* _EXERCISE AIM_
Using the records below, locate all lines containing "current" and return them.

Stored data:
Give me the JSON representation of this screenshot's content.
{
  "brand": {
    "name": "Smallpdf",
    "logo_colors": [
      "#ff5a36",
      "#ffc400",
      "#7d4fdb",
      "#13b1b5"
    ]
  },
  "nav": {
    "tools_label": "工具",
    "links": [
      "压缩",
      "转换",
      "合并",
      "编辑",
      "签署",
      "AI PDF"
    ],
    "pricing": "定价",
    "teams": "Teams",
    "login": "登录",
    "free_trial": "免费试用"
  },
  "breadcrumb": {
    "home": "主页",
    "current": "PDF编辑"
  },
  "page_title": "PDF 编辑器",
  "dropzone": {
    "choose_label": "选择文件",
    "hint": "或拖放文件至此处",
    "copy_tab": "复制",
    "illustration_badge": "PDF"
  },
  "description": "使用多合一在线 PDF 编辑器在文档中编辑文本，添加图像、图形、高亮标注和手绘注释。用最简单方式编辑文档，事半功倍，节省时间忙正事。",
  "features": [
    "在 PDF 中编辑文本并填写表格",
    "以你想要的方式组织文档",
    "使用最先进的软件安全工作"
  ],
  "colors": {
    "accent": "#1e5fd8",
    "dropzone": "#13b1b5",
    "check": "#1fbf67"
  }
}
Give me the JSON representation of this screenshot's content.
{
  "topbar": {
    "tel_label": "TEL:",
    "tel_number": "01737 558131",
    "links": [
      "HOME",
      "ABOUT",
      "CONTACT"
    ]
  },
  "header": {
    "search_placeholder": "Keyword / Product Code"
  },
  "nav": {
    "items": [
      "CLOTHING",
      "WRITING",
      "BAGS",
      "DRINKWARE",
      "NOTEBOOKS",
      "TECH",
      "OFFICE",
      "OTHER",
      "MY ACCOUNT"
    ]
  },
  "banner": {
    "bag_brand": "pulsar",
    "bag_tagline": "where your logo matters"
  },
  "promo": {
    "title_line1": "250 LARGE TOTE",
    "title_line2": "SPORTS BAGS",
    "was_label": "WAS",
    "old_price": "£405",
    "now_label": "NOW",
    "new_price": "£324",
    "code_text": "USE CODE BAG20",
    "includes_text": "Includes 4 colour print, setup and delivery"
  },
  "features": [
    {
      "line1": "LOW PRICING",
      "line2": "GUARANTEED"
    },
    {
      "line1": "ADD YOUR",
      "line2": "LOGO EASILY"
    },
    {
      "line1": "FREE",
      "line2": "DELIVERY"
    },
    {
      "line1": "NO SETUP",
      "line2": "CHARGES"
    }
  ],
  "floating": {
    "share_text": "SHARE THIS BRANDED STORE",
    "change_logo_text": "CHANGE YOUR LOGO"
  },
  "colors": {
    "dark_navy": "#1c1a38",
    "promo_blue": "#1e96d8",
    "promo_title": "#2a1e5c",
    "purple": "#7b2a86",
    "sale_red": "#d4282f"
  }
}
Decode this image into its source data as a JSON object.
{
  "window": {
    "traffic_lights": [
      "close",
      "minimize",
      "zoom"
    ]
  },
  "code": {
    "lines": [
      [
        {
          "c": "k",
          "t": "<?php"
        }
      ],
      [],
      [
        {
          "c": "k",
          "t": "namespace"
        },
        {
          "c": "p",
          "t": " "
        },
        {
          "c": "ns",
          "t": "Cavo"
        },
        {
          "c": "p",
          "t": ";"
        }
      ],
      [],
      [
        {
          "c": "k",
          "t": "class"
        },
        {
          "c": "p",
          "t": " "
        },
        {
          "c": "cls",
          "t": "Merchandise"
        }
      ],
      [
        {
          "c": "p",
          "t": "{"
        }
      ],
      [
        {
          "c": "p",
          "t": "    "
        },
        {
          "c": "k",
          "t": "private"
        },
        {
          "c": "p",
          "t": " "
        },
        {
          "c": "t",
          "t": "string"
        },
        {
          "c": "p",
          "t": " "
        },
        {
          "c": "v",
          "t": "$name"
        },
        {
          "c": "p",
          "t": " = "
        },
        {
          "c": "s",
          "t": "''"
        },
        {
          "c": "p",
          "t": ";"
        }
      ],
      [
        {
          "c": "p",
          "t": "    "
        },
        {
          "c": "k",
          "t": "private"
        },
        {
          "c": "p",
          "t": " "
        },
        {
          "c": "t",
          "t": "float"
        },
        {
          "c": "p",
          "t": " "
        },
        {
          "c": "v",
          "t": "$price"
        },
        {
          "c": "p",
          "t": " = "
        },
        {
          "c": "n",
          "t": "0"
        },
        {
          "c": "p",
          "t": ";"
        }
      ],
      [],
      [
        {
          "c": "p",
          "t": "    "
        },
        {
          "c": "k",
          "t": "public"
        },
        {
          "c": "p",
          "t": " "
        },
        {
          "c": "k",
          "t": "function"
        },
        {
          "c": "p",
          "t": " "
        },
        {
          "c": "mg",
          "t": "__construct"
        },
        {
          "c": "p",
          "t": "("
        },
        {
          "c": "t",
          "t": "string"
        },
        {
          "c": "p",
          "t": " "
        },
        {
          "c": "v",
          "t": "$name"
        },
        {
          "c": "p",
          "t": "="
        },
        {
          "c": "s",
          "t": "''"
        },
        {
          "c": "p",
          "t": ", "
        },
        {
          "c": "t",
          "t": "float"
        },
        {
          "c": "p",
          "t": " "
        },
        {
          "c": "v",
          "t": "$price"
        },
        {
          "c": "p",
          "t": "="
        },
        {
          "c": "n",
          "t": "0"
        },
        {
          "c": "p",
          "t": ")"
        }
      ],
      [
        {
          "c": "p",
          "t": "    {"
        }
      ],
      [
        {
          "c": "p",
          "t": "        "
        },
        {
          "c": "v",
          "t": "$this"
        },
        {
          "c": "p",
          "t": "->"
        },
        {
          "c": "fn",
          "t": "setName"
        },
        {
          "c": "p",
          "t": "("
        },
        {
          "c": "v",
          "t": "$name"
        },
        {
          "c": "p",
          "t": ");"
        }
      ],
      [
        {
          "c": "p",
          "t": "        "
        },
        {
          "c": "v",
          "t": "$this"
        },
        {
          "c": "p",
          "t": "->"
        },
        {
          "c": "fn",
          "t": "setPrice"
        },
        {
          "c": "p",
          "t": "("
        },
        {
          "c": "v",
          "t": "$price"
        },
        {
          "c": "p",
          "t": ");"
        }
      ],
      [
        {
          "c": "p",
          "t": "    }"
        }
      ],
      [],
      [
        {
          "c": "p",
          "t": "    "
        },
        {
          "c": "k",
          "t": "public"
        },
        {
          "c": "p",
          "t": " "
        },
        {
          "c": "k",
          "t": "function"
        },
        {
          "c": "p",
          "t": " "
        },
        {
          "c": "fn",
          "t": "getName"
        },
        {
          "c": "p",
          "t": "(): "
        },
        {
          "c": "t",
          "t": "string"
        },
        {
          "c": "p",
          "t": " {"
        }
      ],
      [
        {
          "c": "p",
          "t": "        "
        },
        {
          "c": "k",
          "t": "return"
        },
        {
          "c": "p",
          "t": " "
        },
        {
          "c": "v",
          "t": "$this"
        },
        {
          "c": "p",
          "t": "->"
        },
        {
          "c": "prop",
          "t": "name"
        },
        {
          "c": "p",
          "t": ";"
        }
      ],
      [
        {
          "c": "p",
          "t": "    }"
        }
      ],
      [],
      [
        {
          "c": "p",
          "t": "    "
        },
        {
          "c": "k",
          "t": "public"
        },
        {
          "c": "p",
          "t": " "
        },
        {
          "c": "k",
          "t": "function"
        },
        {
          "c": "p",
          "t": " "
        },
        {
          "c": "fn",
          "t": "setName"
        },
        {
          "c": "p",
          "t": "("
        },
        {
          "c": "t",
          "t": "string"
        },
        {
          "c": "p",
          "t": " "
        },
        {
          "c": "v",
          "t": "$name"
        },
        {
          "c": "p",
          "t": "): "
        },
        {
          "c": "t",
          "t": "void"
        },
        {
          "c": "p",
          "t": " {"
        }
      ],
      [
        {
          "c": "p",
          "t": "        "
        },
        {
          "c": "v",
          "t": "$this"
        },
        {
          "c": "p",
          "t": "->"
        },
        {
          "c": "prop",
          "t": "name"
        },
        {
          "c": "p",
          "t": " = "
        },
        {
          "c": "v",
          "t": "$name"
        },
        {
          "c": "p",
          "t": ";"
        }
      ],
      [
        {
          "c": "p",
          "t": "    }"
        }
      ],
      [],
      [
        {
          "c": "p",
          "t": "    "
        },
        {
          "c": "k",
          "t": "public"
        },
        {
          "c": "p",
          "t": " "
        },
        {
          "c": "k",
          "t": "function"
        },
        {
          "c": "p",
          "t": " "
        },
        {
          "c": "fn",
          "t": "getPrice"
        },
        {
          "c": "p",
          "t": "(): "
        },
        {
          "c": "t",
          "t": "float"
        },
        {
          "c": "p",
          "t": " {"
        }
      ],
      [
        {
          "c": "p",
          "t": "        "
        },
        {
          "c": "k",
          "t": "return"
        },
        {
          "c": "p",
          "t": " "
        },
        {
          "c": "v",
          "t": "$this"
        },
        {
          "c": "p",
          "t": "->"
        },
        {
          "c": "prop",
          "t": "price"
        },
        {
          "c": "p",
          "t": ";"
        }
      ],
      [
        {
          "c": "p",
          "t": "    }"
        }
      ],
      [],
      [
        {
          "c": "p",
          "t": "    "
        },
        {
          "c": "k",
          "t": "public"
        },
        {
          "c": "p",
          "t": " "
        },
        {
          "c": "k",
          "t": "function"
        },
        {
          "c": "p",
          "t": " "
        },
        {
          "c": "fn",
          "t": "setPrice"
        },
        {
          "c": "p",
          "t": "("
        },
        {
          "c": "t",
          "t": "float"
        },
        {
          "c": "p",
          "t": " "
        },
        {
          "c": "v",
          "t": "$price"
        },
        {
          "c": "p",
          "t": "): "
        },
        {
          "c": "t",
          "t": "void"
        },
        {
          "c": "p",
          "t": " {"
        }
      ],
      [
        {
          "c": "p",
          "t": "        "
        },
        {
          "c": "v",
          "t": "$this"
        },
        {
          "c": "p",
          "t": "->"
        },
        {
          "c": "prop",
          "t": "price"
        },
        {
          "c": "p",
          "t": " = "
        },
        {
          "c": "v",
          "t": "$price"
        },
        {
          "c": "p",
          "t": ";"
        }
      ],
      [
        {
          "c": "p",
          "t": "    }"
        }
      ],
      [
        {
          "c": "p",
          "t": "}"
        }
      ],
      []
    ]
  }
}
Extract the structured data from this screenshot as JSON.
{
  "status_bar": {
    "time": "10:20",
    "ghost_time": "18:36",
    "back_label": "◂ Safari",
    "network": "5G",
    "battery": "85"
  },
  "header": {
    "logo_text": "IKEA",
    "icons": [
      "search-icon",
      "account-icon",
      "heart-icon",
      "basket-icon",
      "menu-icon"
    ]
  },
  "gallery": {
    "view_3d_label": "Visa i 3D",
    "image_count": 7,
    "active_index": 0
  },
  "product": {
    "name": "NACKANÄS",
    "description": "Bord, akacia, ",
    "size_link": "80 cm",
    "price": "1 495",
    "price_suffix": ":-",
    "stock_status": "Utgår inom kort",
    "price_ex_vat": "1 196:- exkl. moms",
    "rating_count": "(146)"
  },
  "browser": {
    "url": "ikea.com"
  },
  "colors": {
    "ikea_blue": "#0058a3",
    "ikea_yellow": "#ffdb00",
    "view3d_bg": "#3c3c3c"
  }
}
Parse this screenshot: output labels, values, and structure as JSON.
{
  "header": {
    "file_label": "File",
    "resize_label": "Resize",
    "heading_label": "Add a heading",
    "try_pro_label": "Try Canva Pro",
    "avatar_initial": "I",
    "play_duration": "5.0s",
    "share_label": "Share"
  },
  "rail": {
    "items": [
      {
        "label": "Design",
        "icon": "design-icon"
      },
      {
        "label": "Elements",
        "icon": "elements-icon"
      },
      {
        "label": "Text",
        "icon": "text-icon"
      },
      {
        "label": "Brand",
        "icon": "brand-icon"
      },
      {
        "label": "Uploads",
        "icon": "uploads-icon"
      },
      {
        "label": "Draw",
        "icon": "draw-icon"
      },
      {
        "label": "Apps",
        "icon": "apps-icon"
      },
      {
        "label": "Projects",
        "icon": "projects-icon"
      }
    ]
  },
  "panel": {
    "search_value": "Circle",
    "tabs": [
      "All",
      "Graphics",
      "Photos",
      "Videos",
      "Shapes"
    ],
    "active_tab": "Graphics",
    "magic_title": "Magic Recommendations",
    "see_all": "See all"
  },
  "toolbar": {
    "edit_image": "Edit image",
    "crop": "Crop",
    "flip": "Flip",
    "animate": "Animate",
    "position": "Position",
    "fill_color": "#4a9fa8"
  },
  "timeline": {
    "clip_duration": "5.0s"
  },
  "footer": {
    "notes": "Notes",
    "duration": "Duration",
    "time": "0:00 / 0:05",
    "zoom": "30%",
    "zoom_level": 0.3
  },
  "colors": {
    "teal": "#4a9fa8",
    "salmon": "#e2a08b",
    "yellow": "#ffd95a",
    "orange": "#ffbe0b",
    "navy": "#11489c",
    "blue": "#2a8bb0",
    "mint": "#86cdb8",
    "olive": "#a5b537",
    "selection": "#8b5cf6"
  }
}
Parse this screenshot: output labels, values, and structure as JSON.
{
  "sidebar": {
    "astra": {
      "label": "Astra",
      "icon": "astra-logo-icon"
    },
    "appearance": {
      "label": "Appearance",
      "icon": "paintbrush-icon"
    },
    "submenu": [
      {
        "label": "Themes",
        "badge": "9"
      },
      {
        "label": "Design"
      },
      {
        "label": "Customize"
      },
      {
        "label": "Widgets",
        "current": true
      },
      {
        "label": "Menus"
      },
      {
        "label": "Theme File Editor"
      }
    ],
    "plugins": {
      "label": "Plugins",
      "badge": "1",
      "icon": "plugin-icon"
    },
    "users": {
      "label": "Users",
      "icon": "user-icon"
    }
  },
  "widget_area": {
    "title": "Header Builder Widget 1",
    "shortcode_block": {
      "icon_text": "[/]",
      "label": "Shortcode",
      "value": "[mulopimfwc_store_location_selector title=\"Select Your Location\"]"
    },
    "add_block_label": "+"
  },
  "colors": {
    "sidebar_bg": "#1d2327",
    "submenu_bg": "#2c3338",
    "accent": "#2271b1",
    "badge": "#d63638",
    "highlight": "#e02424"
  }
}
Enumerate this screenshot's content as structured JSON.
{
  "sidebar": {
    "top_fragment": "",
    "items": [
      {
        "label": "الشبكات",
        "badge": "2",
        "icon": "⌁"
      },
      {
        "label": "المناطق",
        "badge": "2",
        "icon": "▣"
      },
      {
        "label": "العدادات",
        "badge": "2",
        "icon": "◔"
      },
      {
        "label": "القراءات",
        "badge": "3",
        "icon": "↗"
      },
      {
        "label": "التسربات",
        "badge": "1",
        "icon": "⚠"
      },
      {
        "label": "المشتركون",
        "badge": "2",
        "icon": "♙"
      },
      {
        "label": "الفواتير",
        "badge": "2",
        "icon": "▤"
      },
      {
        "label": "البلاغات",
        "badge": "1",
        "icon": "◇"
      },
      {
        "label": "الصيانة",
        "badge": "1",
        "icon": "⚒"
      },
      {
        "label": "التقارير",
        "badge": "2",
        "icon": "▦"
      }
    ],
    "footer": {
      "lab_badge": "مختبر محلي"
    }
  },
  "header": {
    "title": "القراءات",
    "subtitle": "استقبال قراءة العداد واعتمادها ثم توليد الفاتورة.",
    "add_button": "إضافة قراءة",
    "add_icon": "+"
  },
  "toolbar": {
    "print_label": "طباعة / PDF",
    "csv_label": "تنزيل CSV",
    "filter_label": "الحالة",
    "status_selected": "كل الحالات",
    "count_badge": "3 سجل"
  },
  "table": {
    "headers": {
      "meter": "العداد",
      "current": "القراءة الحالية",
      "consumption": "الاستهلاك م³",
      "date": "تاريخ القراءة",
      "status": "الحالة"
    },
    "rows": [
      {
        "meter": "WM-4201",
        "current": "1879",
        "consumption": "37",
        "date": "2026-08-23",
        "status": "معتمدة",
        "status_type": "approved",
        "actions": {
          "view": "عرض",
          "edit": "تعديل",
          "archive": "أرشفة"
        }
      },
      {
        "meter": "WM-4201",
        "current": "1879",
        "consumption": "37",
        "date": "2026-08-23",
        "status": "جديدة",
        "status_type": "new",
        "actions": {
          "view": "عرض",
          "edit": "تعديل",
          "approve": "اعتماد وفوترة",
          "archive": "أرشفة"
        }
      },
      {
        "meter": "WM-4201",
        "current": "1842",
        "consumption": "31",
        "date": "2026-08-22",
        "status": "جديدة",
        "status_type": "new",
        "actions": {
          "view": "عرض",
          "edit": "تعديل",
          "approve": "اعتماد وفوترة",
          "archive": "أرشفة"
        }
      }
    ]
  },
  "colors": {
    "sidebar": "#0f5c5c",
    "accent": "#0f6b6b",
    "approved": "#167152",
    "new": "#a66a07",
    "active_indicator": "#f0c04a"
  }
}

* _ANSWER FOR THE TASK_
    "current": "PDF编辑"
        "current": true
      "current": "القراءة الحالية",
        "current": "1879",
        "current": "1879",
        "current": "1842",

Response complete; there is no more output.